··· Provided information

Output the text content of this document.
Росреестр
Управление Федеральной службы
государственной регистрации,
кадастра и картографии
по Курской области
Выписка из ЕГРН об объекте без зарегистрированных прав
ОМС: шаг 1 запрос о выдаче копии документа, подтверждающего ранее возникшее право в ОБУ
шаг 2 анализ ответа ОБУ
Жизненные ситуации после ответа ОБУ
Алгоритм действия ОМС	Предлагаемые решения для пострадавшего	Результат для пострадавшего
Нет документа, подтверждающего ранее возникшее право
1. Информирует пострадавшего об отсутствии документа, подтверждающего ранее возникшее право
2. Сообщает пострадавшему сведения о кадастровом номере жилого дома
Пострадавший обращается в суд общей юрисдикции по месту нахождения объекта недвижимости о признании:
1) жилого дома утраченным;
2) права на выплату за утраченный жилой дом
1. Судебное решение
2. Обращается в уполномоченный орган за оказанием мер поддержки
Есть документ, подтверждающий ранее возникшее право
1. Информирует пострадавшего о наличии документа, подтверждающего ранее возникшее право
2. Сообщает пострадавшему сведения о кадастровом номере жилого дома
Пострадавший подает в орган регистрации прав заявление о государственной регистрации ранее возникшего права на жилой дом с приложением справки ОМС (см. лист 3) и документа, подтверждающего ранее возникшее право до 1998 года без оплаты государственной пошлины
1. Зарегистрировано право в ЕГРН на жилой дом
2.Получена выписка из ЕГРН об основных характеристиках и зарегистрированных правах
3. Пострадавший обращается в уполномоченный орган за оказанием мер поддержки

······

> _Instructions to follow_
Make an exact copy of the records.

> _Solved problem_
Output the text content of this document.
Росреестр
Управление Федеральной службы
государственной регистрации,
кадастра и картографии
по Курской области
Выписка из ЕГРН об объекте без зарегистрированных прав
ОМС: шаг 1 запрос о выдаче копии документа, подтверждающего ранее возникшее право в ОБУ
шаг 2 анализ ответа ОБУ
Жизненные ситуации после ответа ОБУ
Алгоритм действия ОМС	Предлагаемые решения для пострадавшего	Результат для пострадавшего
Нет документа, подтверждающего ранее возникшее право
1. Информирует пострадавшего об отсутствии документа, подтверждающего ранее возникшее право
2. Сообщает пострадавшему сведения о кадастровом номере жилого дома
Пострадавший обращается в суд общей юрисдикции по месту нахождения объекта недвижимости о признании:
1) жилого дома утраченным;
2) права на выплату за утраченный жилой дом
1. Судебное решение
2. Обращается в уполномоченный орган за оказанием мер поддержки
Есть документ, подтверждающий ранее возникшее право
1. Информирует пострадавшего о наличии документа, подтверждающего ранее возникшее право
2. Сообщает пострадавшему сведения о кадастровом номере жилого дома
Пострадавший подает в орган регистрации прав заявление о государственной регистрации ранее возникшего права на жилой дом с приложением справки ОМС (см. лист 3) и документа, подтверждающего ранее возникшее право до 1998 года без оплаты государственной пошлины
1. Зарегистрировано право в ЕГРН на жилой дом
2.Получена выписка из ЕГРН об основных характеристиках и зарегистрированных правах
3. Пострадавший обращается в уполномоченный орган за оказанием мер поддержки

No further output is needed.